Start of Supplied data
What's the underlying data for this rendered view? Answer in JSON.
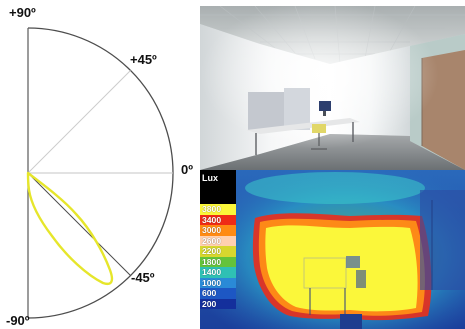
{
  "polar_diagram": {
    "angle_labels": {
      "top": "+90º",
      "plus_45": "+45º",
      "zero": "0º",
      "minus_45": "-45º",
      "bottom": "-90º"
    }
  },
  "legend": {
    "title": "Lux",
    "values": [
      "3800",
      "3400",
      "3000",
      "2600",
      "2200",
      "1800",
      "1400",
      "1000",
      "600",
      "200"
    ],
    "colors": [
      "#fbf73a",
      "#ef2b16",
      "#ff8b14",
      "#ffd0b0",
      "#d7d72e",
      "#64c33a",
      "#2fc0b4",
      "#2a8ad7",
      "#1d57c4",
      "#142f9c"
    ]
  },
  "colors": {
    "polar_curve": "#e6e62b",
    "axes": "#4d4d4d",
    "reference_lines": "#c8c8c8",
    "heatmap_peak": "#fbf73a",
    "heatmap_edge": "#d22822",
    "heatmap_background": "#2a69bb"
  }
}
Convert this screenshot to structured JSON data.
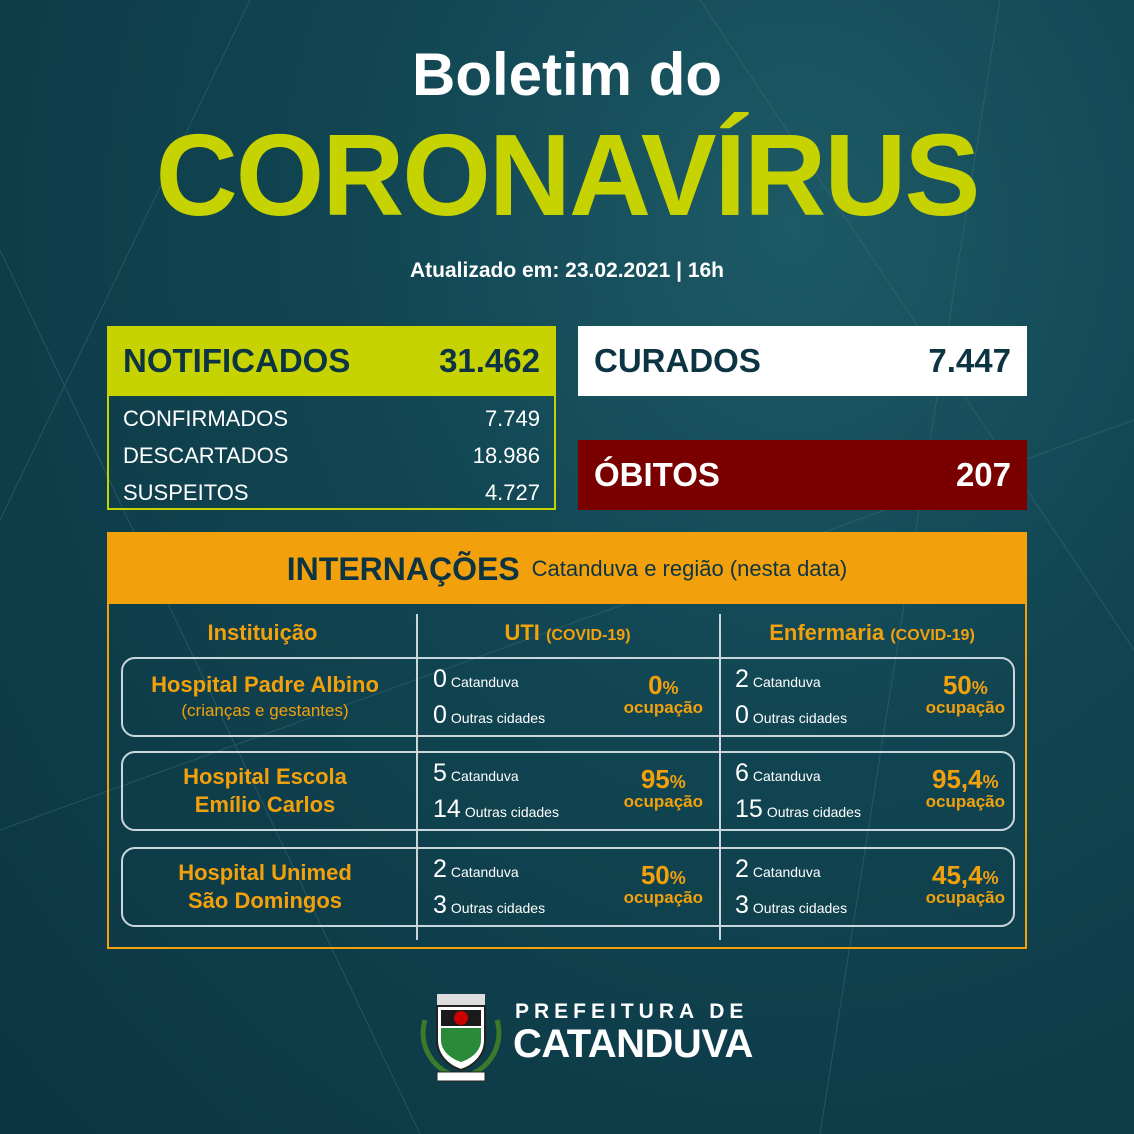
{
  "header": {
    "line1": "Boletim do",
    "line2": "CORONAVÍRUS",
    "updated": "Atualizado em: 23.02.2021 | 16h"
  },
  "notificados": {
    "label": "NOTIFICADOS",
    "value": "31.462",
    "rows": [
      {
        "label": "CONFIRMADOS",
        "value": "7.749"
      },
      {
        "label": "DESCARTADOS",
        "value": "18.986"
      },
      {
        "label": "SUSPEITOS",
        "value": "4.727"
      }
    ]
  },
  "curados": {
    "label": "CURADOS",
    "value": "7.447"
  },
  "obitos": {
    "label": "ÓBITOS",
    "value": "207"
  },
  "internacoes": {
    "title": "INTERNAÇÕES",
    "subtitle": "Catanduva e região (nesta data)",
    "columns": [
      {
        "main": "Instituição",
        "sub": ""
      },
      {
        "main": "UTI",
        "sub": "(COVID-19)"
      },
      {
        "main": "Enfermaria",
        "sub": "(COVID-19)"
      }
    ],
    "local_label": "Catanduva",
    "other_label": "Outras cidades",
    "occ_label": "ocupação",
    "pct_sign": "%",
    "rows": [
      {
        "name1": "Hospital Padre Albino",
        "name2": "(crianças e gestantes)",
        "uti": {
          "local": "0",
          "other": "0",
          "pct": "0"
        },
        "enf": {
          "local": "2",
          "other": "0",
          "pct": "50"
        }
      },
      {
        "name1": "Hospital Escola",
        "name2": "Emílio Carlos",
        "uti": {
          "local": "5",
          "other": "14",
          "pct": "95"
        },
        "enf": {
          "local": "6",
          "other": "15",
          "pct": "95,4"
        }
      },
      {
        "name1": "Hospital Unimed",
        "name2": "São Domingos",
        "uti": {
          "local": "2",
          "other": "3",
          "pct": "50"
        },
        "enf": {
          "local": "2",
          "other": "3",
          "pct": "45,4"
        }
      }
    ]
  },
  "footer": {
    "line1": "PREFEITURA DE",
    "line2": "CATANDUVA",
    "emblem_text": "CATANDUVA"
  },
  "colors": {
    "lime": "#c6d300",
    "orange": "#f2a10c",
    "red": "#7a0000",
    "navy": "#0d3442"
  }
}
End of Supplied data
**Direction**
Collect the lines of the data that carry the word "Hospital".

**The completed task**
        "name1": "Hospital Padre Albino",
        "name1": "Hospital Escola",
        "name1": "Hospital Unimed",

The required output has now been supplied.